Task objective
Write out the records below word for word, please.

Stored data
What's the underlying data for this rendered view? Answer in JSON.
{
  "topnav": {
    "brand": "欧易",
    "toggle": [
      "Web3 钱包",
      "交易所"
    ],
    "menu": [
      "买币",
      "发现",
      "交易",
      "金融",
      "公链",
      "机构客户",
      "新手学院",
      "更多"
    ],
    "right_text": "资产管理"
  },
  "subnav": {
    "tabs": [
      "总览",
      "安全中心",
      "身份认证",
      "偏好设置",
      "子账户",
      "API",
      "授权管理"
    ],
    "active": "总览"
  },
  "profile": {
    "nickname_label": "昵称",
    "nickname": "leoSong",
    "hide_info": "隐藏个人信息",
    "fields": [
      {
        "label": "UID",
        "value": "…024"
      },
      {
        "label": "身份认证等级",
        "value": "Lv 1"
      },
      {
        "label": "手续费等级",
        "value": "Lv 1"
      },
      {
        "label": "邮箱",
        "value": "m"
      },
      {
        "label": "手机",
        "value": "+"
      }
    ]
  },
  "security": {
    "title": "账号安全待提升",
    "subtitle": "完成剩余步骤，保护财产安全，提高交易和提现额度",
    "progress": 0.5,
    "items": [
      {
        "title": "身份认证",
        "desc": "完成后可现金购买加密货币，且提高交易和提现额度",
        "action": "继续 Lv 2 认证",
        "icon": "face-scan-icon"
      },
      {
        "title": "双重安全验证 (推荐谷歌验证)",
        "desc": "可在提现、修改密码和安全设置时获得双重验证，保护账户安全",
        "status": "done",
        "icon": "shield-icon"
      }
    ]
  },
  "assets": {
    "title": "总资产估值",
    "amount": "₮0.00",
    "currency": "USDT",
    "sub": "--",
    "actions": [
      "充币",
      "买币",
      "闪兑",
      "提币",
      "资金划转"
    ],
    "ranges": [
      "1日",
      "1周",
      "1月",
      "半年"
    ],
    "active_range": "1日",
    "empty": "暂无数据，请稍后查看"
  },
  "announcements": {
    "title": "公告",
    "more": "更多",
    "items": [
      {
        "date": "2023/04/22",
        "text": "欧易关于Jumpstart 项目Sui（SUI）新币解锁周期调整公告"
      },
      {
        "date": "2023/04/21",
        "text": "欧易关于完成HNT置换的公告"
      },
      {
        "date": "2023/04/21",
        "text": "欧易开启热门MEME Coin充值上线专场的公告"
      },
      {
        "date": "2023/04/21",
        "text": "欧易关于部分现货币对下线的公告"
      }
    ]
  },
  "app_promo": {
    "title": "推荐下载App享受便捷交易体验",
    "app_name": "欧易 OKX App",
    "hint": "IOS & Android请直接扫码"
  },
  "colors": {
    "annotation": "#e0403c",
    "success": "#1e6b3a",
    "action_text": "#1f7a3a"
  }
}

Output below
What's the underlying data for this rendered view? Answer in JSON.
{
  "topnav": {
    "brand": "欧易",
    "toggle": [
      "Web3 钱包",
      "交易所"
    ],
    "menu": [
      "买币",
      "发现",
      "交易",
      "金融",
      "公链",
      "机构客户",
      "新手学院",
      "更多"
    ],
    "right_text": "资产管理"
  },
  "subnav": {
    "tabs": [
      "总览",
      "安全中心",
      "身份认证",
      "偏好设置",
      "子账户",
      "API",
      "授权管理"
    ],
    "active": "总览"
  },
  "profile": {
    "nickname_label": "昵称",
    "nickname": "leoSong",
    "hide_info": "隐藏个人信息",
    "fields": [
      {
        "label": "UID",
        "value": "…024"
      },
      {
        "label": "身份认证等级",
        "value": "Lv 1"
      },
      {
        "label": "手续费等级",
        "value": "Lv 1"
      },
      {
        "label": "邮箱",
        "value": "m"
      },
      {
        "label": "手机",
        "value": "+"
      }
    ]
  },
  "security": {
    "title": "账号安全待提升",
    "subtitle": "完成剩余步骤，保护财产安全，提高交易和提现额度",
    "progress": 0.5,
    "items": [
      {
        "title": "身份认证",
        "desc": "完成后可现金购买加密货币，且提高交易和提现额度",
        "action": "继续 Lv 2 认证",
        "icon": "face-scan-icon"
      },
      {
        "title": "双重安全验证 (推荐谷歌验证)",
        "desc": "可在提现、修改密码和安全设置时获得双重验证，保护账户安全",
        "status": "done",
        "icon": "shield-icon"
      }
    ]
  },
  "assets": {
    "title": "总资产估值",
    "amount": "₮0.00",
    "currency": "USDT",
    "sub": "--",
    "actions": [
      "充币",
      "买币",
      "闪兑",
      "提币",
      "资金划转"
    ],
    "ranges": [
      "1日",
      "1周",
      "1月",
      "半年"
    ],
    "active_range": "1日",
    "empty": "暂无数据，请稍后查看"
  },
  "announcements": {
    "title": "公告",
    "more": "更多",
    "items": [
      {
        "date": "2023/04/22",
        "text": "欧易关于Jumpstart 项目Sui（SUI）新币解锁周期调整公告"
      },
      {
        "date": "2023/04/21",
        "text": "欧易关于完成HNT置换的公告"
      },
      {
        "date": "2023/04/21",
        "text": "欧易开启热门MEME Coin充值上线专场的公告"
      },
      {
        "date": "2023/04/21",
        "text": "欧易关于部分现货币对下线的公告"
      }
    ]
  },
  "app_promo": {
    "title": "推荐下载App享受便捷交易体验",
    "app_name": "欧易 OKX App",
    "hint": "IOS & Android请直接扫码"
  },
  "colors": {
    "annotation": "#e0403c",
    "success": "#1e6b3a",
    "action_text": "#1f7a3a"
  }
}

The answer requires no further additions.